## Problem description:
Scan the listing below and copy every line holding "received".
====== Dataset extract
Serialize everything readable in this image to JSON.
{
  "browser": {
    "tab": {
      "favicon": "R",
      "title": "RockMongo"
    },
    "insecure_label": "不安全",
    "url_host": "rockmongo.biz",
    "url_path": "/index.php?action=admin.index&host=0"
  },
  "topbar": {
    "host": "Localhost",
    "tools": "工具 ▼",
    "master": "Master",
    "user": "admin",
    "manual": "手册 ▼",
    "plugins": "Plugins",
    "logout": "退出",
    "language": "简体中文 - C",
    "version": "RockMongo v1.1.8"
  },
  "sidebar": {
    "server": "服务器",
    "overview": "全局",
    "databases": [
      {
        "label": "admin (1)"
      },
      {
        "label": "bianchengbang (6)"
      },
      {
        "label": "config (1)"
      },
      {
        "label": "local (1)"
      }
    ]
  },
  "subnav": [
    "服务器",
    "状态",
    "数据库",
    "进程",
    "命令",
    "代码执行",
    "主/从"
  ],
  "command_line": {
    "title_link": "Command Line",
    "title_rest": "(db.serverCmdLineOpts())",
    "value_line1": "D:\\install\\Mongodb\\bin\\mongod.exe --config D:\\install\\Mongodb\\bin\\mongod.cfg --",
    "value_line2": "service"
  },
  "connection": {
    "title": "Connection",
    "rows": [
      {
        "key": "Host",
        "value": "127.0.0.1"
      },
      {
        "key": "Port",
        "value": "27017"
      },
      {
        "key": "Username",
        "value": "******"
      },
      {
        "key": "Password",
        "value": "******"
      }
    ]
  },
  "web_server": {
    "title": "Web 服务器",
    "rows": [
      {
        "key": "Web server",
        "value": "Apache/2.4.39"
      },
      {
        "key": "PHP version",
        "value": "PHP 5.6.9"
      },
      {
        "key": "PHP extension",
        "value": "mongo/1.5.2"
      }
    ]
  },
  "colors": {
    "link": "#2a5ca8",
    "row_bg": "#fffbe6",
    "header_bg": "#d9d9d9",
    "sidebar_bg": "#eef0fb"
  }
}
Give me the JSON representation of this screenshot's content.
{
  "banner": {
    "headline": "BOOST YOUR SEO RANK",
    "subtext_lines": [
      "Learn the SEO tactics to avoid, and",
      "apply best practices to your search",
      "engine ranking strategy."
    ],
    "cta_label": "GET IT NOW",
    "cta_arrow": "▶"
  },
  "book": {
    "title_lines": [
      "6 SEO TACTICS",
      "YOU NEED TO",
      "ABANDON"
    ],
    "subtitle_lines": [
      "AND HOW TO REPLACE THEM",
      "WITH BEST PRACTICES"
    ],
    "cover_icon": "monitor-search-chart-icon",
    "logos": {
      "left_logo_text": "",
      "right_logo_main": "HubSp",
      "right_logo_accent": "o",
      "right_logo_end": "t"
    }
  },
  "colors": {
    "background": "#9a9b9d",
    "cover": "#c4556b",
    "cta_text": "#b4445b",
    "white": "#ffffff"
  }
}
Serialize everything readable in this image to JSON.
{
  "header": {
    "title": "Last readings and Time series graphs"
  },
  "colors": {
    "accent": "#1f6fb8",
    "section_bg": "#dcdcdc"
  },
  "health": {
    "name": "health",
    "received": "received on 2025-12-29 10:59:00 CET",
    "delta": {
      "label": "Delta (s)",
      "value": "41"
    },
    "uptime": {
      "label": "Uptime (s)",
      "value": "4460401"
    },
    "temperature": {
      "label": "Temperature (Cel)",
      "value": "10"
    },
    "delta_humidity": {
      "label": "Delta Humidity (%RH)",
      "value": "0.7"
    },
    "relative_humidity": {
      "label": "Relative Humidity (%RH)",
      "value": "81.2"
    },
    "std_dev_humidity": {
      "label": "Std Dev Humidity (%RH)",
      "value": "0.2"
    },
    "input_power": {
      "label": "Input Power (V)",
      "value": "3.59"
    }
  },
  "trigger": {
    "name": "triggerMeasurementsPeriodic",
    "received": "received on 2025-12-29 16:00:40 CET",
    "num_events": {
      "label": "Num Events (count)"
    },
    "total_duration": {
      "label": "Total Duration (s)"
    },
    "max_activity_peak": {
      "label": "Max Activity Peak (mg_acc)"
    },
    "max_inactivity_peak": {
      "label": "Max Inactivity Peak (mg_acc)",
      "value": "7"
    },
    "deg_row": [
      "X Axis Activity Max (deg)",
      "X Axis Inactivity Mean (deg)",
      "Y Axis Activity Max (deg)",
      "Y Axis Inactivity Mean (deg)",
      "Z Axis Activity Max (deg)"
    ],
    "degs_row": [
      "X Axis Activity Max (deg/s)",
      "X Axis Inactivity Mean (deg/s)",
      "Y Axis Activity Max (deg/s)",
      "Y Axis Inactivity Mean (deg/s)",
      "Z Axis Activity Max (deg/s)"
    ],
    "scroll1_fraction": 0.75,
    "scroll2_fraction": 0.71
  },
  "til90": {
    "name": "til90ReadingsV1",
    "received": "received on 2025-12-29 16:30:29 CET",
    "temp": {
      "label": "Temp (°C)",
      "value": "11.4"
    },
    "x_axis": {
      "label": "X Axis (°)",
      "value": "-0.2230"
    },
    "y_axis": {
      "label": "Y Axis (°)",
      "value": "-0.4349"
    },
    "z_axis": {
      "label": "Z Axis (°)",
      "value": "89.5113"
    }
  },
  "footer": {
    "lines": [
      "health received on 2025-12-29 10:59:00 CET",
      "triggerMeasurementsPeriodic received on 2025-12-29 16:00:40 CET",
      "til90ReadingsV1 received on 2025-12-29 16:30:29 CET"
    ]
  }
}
============
## Worked answer:
    "received": "received on 2025-12-29 10:59:00 CET",
    "received": "received on 2025-12-29 16:00:40 CET",
    "received": "received on 2025-12-29 16:30:29 CET",
      "health received on 2025-12-29 10:59:00 CET",
      "triggerMeasurementsPeriodic received on 2025-12-29 16:00:40 CET",
      "til90ReadingsV1 received on 2025-12-29 16:30:29 CET"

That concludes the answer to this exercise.